Output the full listing word for word.
+++
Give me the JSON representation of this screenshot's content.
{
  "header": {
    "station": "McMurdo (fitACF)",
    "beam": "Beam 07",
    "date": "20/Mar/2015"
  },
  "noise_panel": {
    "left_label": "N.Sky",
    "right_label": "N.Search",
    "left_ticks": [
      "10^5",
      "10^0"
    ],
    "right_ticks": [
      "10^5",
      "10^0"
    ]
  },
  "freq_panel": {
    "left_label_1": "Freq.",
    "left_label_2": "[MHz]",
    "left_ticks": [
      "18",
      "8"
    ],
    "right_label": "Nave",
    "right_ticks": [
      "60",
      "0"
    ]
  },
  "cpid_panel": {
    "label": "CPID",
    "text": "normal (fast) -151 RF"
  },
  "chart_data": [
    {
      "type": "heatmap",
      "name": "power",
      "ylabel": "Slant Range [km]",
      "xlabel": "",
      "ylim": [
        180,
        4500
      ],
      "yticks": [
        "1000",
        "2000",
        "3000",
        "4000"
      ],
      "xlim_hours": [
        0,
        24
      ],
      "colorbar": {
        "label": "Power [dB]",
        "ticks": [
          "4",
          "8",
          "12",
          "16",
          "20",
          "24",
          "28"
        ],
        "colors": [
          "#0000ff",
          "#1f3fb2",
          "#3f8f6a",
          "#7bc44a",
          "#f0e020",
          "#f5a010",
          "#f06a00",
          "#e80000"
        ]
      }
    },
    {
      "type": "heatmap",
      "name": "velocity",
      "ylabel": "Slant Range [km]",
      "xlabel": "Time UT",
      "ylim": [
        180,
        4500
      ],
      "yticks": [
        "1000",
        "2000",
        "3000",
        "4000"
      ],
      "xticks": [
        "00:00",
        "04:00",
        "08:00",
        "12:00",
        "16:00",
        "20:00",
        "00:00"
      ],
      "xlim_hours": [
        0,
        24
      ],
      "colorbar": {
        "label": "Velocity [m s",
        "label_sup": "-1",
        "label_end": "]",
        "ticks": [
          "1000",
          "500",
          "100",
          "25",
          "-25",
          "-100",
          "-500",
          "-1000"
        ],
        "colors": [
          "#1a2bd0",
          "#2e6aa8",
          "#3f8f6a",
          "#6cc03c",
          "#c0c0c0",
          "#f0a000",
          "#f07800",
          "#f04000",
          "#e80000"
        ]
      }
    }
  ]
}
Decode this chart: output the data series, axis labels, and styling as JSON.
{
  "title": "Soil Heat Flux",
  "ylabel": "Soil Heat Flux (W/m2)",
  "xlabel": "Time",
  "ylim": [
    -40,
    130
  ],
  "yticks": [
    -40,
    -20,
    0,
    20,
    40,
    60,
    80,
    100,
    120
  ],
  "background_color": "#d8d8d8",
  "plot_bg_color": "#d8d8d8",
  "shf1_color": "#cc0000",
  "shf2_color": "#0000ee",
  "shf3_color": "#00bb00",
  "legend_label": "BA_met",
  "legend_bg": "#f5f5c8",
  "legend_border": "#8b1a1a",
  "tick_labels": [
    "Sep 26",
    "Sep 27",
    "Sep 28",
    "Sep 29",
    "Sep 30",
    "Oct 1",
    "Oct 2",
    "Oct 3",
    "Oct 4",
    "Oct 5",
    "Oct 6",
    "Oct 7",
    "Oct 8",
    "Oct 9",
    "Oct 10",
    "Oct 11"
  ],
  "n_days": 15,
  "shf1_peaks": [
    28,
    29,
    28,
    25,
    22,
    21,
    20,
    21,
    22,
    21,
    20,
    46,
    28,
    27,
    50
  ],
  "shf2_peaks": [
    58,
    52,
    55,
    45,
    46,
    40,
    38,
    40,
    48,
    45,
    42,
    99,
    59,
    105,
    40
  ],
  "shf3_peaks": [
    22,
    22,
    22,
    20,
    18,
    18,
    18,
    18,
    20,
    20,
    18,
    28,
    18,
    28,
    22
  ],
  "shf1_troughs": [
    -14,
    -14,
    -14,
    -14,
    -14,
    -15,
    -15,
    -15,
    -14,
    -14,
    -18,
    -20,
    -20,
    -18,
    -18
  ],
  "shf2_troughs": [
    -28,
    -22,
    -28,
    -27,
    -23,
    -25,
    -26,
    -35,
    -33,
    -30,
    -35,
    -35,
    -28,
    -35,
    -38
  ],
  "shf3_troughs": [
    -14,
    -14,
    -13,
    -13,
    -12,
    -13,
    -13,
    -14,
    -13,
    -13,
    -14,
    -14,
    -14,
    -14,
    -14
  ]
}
+++
■ Response below:
Give me the JSON representation of this screenshot's content.
{
  "header": {
    "station": "McMurdo (fitACF)",
    "beam": "Beam 07",
    "date": "20/Mar/2015"
  },
  "noise_panel": {
    "left_label": "N.Sky",
    "right_label": "N.Search",
    "left_ticks": [
      "10^5",
      "10^0"
    ],
    "right_ticks": [
      "10^5",
      "10^0"
    ]
  },
  "freq_panel": {
    "left_label_1": "Freq.",
    "left_label_2": "[MHz]",
    "left_ticks": [
      "18",
      "8"
    ],
    "right_label": "Nave",
    "right_ticks": [
      "60",
      "0"
    ]
  },
  "cpid_panel": {
    "label": "CPID",
    "text": "normal (fast) -151 RF"
  },
  "chart_data": [
    {
      "type": "heatmap",
      "name": "power",
      "ylabel": "Slant Range [km]",
      "xlabel": "",
      "ylim": [
        180,
        4500
      ],
      "yticks": [
        "1000",
        "2000",
        "3000",
        "4000"
      ],
      "xlim_hours": [
        0,
        24
      ],
      "colorbar": {
        "label": "Power [dB]",
        "ticks": [
          "4",
          "8",
          "12",
          "16",
          "20",
          "24",
          "28"
        ],
        "colors": [
          "#0000ff",
          "#1f3fb2",
          "#3f8f6a",
          "#7bc44a",
          "#f0e020",
          "#f5a010",
          "#f06a00",
          "#e80000"
        ]
      }
    },
    {
      "type": "heatmap",
      "name": "velocity",
      "ylabel": "Slant Range [km]",
      "xlabel": "Time UT",
      "ylim": [
        180,
        4500
      ],
      "yticks": [
        "1000",
        "2000",
        "3000",
        "4000"
      ],
      "xticks": [
        "00:00",
        "04:00",
        "08:00",
        "12:00",
        "16:00",
        "20:00",
        "00:00"
      ],
      "xlim_hours": [
        0,
        24
      ],
      "colorbar": {
        "label": "Velocity [m s",
        "label_sup": "-1",
        "label_end": "]",
        "ticks": [
          "1000",
          "500",
          "100",
          "25",
          "-25",
          "-100",
          "-500",
          "-1000"
        ],
        "colors": [
          "#1a2bd0",
          "#2e6aa8",
          "#3f8f6a",
          "#6cc03c",
          "#c0c0c0",
          "#f0a000",
          "#f07800",
          "#f04000",
          "#e80000"
        ]
      }
    }
  ]
}
Decode this chart: output the data series, axis labels, and styling as JSON.
{
  "title": "Soil Heat Flux",
  "ylabel": "Soil Heat Flux (W/m2)",
  "xlabel": "Time",
  "ylim": [
    -40,
    130
  ],
  "yticks": [
    -40,
    -20,
    0,
    20,
    40,
    60,
    80,
    100,
    120
  ],
  "background_color": "#d8d8d8",
  "plot_bg_color": "#d8d8d8",
  "shf1_color": "#cc0000",
  "shf2_color": "#0000ee",
  "shf3_color": "#00bb00",
  "legend_label": "BA_met",
  "legend_bg": "#f5f5c8",
  "legend_border": "#8b1a1a",
  "tick_labels": [
    "Sep 26",
    "Sep 27",
    "Sep 28",
    "Sep 29",
    "Sep 30",
    "Oct 1",
    "Oct 2",
    "Oct 3",
    "Oct 4",
    "Oct 5",
    "Oct 6",
    "Oct 7",
    "Oct 8",
    "Oct 9",
    "Oct 10",
    "Oct 11"
  ],
  "n_days": 15,
  "shf1_peaks": [
    28,
    29,
    28,
    25,
    22,
    21,
    20,
    21,
    22,
    21,
    20,
    46,
    28,
    27,
    50
  ],
  "shf2_peaks": [
    58,
    52,
    55,
    45,
    46,
    40,
    38,
    40,
    48,
    45,
    42,
    99,
    59,
    105,
    40
  ],
  "shf3_peaks": [
    22,
    22,
    22,
    20,
    18,
    18,
    18,
    18,
    20,
    20,
    18,
    28,
    18,
    28,
    22
  ],
  "shf1_troughs": [
    -14,
    -14,
    -14,
    -14,
    -14,
    -15,
    -15,
    -15,
    -14,
    -14,
    -18,
    -20,
    -20,
    -18,
    -18
  ],
  "shf2_troughs": [
    -28,
    -22,
    -28,
    -27,
    -23,
    -25,
    -26,
    -35,
    -33,
    -30,
    -35,
    -35,
    -28,
    -35,
    -38
  ],
  "shf3_troughs": [
    -14,
    -14,
    -13,
    -13,
    -12,
    -13,
    -13,
    -14,
    -13,
    -13,
    -14,
    -14,
    -14,
    -14,
    -14
  ]
}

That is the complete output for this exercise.